Segment Start: RECORDS SUPPLIED
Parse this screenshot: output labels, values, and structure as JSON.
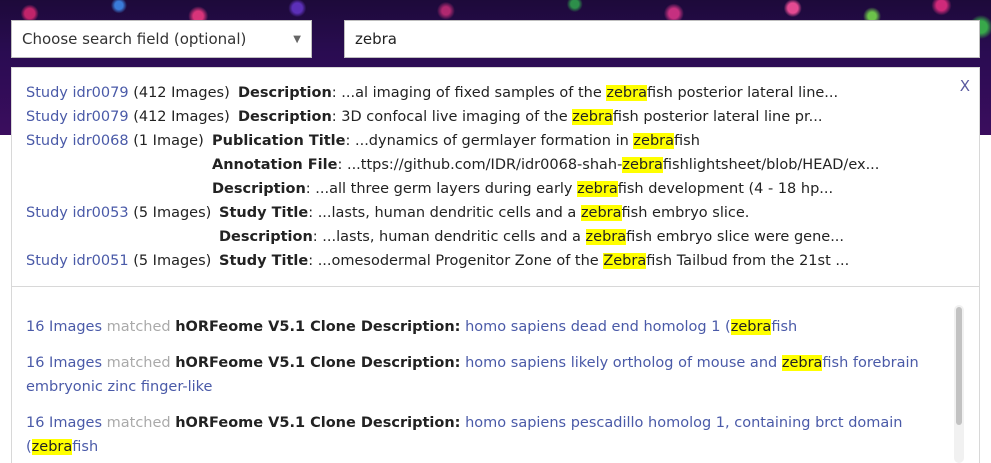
{
  "search_field": {
    "label": "Choose search field (optional)",
    "arrow": "▼"
  },
  "search": {
    "value": "zebra"
  },
  "studies": {
    "close": "X",
    "rows": [
      {
        "study": "Study idr0079",
        "count": "(412 Images)",
        "field": "Description",
        "pre": "...al imaging of fixed samples of the ",
        "hit": "zebra",
        "post": "fish posterior lateral line..."
      },
      {
        "study": "Study idr0079",
        "count": "(412 Images)",
        "field": "Description",
        "pre": "3D confocal live imaging of the ",
        "hit": "zebra",
        "post": "fish posterior lateral line pr..."
      },
      {
        "study": "Study idr0068",
        "count": "(1 Image)",
        "field": "Publication Title",
        "pre": "...dynamics of germlayer formation in ",
        "hit": "zebra",
        "post": "fish"
      },
      {
        "study": "",
        "count": "",
        "field": "Annotation File",
        "pre": "...ttps://github.com/IDR/idr0068-shah-",
        "hit": "zebra",
        "post": "fishlightsheet/blob/HEAD/ex..."
      },
      {
        "study": "",
        "count": "",
        "field": "Description",
        "pre": "...all three germ layers during early ",
        "hit": "zebra",
        "post": "fish development (4 - 18 hp..."
      },
      {
        "study": "Study idr0053",
        "count": "(5 Images)",
        "field": "Study Title",
        "pre": "...lasts, human dendritic cells and a ",
        "hit": "zebra",
        "post": "fish embryo slice."
      },
      {
        "study": "",
        "count": "",
        "field": "Description",
        "pre": "...lasts, human dendritic cells and a ",
        "hit": "zebra",
        "post": "fish embryo slice were gene..."
      },
      {
        "study": "Study idr0051",
        "count": "(5 Images)",
        "field": "Study Title",
        "pre": "...omesodermal Progenitor Zone of the ",
        "hit": "Zebra",
        "post": "fish Tailbud from the 21st ..."
      }
    ]
  },
  "results": [
    {
      "count": "16 Images",
      "matched": "matched",
      "key": "hORFeome V5.1 Clone Description:",
      "pre": "homo sapiens dead end homolog 1 (",
      "hit": "zebra",
      "post": "fish"
    },
    {
      "count": "16 Images",
      "matched": "matched",
      "key": "hORFeome V5.1 Clone Description:",
      "pre": "homo sapiens likely ortholog of mouse and ",
      "hit": "zebra",
      "post": "fish forebrain embryonic zinc finger-like"
    },
    {
      "count": "16 Images",
      "matched": "matched",
      "key": "hORFeome V5.1 Clone Description:",
      "pre": "homo sapiens pescadillo homolog 1, containing brct domain (",
      "hit": "zebra",
      "post": "fish"
    }
  ]
}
Segment End: RECORDS SUPPLIED
WORK ITEM: Repeat the records above exactly, leaving out the pictures.

TASK SOLUTION:
Parse this screenshot: output labels, values, and structure as JSON.
{
  "search_field": {
    "label": "Choose search field (optional)",
    "arrow": "▼"
  },
  "search": {
    "value": "zebra"
  },
  "studies": {
    "close": "X",
    "rows": [
      {
        "study": "Study idr0079",
        "count": "(412 Images)",
        "field": "Description",
        "pre": "...al imaging of fixed samples of the ",
        "hit": "zebra",
        "post": "fish posterior lateral line..."
      },
      {
        "study": "Study idr0079",
        "count": "(412 Images)",
        "field": "Description",
        "pre": "3D confocal live imaging of the ",
        "hit": "zebra",
        "post": "fish posterior lateral line pr..."
      },
      {
        "study": "Study idr0068",
        "count": "(1 Image)",
        "field": "Publication Title",
        "pre": "...dynamics of germlayer formation in ",
        "hit": "zebra",
        "post": "fish"
      },
      {
        "study": "",
        "count": "",
        "field": "Annotation File",
        "pre": "...ttps://github.com/IDR/idr0068-shah-",
        "hit": "zebra",
        "post": "fishlightsheet/blob/HEAD/ex..."
      },
      {
        "study": "",
        "count": "",
        "field": "Description",
        "pre": "...all three germ layers during early ",
        "hit": "zebra",
        "post": "fish development (4 - 18 hp..."
      },
      {
        "study": "Study idr0053",
        "count": "(5 Images)",
        "field": "Study Title",
        "pre": "...lasts, human dendritic cells and a ",
        "hit": "zebra",
        "post": "fish embryo slice."
      },
      {
        "study": "",
        "count": "",
        "field": "Description",
        "pre": "...lasts, human dendritic cells and a ",
        "hit": "zebra",
        "post": "fish embryo slice were gene..."
      },
      {
        "study": "Study idr0051",
        "count": "(5 Images)",
        "field": "Study Title",
        "pre": "...omesodermal Progenitor Zone of the ",
        "hit": "Zebra",
        "post": "fish Tailbud from the 21st ..."
      }
    ]
  },
  "results": [
    {
      "count": "16 Images",
      "matched": "matched",
      "key": "hORFeome V5.1 Clone Description:",
      "pre": "homo sapiens dead end homolog 1 (",
      "hit": "zebra",
      "post": "fish"
    },
    {
      "count": "16 Images",
      "matched": "matched",
      "key": "hORFeome V5.1 Clone Description:",
      "pre": "homo sapiens likely ortholog of mouse and ",
      "hit": "zebra",
      "post": "fish forebrain embryonic zinc finger-like"
    },
    {
      "count": "16 Images",
      "matched": "matched",
      "key": "hORFeome V5.1 Clone Description:",
      "pre": "homo sapiens pescadillo homolog 1, containing brct domain (",
      "hit": "zebra",
      "post": "fish"
    }
  ]
}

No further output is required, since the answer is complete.